»»

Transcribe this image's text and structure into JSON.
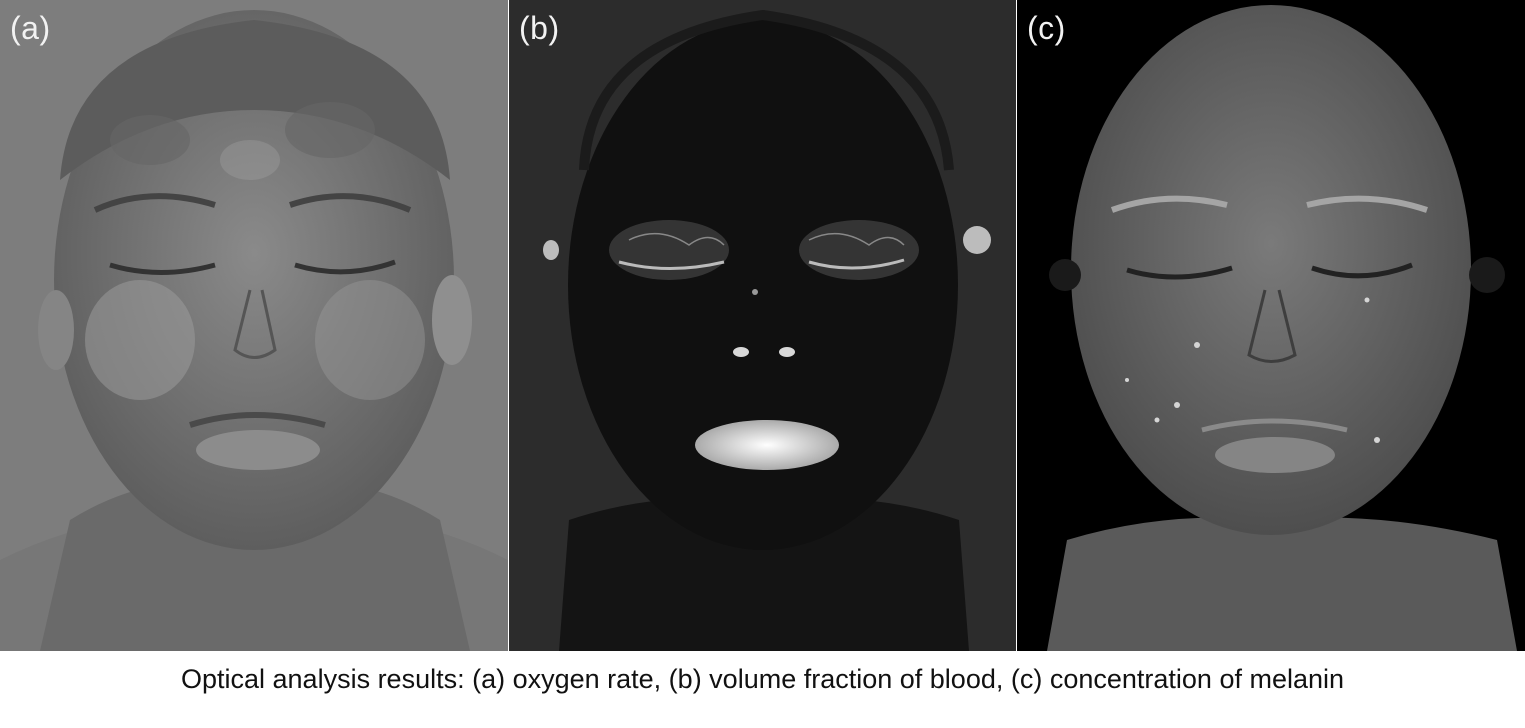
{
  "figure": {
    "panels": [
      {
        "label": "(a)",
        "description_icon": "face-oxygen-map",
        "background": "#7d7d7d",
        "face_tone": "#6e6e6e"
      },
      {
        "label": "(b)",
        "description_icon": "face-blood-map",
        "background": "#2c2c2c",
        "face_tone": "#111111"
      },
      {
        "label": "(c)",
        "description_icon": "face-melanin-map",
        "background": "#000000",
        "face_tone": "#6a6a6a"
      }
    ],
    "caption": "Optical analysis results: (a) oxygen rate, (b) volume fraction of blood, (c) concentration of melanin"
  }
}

««
»»

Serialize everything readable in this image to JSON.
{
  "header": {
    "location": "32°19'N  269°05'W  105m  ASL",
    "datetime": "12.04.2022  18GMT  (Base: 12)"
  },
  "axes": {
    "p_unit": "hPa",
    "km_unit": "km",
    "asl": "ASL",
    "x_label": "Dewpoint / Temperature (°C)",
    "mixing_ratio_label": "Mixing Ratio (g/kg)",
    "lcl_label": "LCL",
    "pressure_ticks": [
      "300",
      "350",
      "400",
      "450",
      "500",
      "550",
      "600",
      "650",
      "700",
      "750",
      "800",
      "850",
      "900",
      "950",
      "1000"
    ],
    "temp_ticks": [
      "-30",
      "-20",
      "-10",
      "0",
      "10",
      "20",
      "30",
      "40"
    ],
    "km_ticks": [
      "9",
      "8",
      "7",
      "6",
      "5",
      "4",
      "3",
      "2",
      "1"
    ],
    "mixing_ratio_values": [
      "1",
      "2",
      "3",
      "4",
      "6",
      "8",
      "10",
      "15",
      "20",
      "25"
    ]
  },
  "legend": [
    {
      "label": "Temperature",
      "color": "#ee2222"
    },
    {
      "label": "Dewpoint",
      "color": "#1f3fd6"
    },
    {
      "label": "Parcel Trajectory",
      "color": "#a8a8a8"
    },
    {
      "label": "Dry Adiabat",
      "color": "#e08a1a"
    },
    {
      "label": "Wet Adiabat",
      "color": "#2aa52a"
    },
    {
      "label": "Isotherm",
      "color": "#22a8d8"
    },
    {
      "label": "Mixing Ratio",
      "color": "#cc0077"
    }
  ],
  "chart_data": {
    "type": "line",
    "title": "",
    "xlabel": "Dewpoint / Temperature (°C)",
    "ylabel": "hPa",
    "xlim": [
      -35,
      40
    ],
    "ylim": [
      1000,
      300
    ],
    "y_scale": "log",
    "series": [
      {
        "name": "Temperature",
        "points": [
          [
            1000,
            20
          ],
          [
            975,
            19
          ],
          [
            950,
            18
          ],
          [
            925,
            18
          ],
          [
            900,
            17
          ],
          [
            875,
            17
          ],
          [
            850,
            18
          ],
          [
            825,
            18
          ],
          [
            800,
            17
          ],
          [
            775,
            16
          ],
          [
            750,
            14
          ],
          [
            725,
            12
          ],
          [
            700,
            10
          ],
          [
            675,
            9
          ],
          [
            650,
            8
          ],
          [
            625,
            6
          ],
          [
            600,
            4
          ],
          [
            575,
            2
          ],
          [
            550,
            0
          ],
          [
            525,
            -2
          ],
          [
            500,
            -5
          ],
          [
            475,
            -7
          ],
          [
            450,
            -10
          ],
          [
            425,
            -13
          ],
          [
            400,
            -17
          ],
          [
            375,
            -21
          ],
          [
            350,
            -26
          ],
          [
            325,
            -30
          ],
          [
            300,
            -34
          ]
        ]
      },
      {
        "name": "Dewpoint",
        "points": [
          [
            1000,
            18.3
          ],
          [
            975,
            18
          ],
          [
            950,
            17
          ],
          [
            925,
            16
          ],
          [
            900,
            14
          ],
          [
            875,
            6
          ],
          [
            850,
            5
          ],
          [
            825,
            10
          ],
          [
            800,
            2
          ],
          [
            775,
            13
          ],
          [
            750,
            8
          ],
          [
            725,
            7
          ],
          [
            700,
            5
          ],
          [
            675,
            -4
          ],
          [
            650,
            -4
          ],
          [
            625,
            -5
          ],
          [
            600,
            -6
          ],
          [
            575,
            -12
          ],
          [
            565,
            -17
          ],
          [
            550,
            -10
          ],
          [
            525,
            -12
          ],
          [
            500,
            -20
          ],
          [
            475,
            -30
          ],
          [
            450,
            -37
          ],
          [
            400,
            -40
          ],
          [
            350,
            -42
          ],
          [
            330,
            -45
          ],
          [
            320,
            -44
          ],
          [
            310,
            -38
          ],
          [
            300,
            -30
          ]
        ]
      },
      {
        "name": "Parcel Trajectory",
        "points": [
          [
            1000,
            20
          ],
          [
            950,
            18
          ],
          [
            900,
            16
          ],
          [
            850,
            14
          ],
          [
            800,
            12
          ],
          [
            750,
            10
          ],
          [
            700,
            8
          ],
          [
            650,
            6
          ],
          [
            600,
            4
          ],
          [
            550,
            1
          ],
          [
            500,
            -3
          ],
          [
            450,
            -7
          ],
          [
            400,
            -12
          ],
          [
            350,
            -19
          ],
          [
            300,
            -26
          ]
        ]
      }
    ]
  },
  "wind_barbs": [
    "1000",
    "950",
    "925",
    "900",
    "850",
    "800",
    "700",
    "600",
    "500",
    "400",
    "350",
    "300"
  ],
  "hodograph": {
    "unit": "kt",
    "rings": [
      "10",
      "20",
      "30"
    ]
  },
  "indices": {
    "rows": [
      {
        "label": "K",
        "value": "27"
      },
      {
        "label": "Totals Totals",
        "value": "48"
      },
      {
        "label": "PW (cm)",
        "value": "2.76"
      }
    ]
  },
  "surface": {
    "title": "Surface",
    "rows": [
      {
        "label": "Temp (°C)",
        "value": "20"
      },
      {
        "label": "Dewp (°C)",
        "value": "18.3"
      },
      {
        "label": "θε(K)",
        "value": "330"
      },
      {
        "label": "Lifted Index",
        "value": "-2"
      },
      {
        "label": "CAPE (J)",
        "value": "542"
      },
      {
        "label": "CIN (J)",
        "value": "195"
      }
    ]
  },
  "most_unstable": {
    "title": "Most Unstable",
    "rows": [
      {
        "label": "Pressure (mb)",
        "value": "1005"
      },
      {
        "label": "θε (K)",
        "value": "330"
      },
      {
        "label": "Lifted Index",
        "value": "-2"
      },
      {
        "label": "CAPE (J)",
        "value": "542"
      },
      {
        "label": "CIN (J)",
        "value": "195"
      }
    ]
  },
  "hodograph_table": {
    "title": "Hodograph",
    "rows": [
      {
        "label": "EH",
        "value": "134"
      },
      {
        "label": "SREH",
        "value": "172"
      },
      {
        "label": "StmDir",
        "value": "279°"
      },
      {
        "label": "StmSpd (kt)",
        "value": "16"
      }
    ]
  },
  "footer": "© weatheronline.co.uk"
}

««

The task – Each line that has the word "Adiabat" should be copied.

Written solution –
      "label": "Dry Adiabat",
      "label": "Wet Adiabat",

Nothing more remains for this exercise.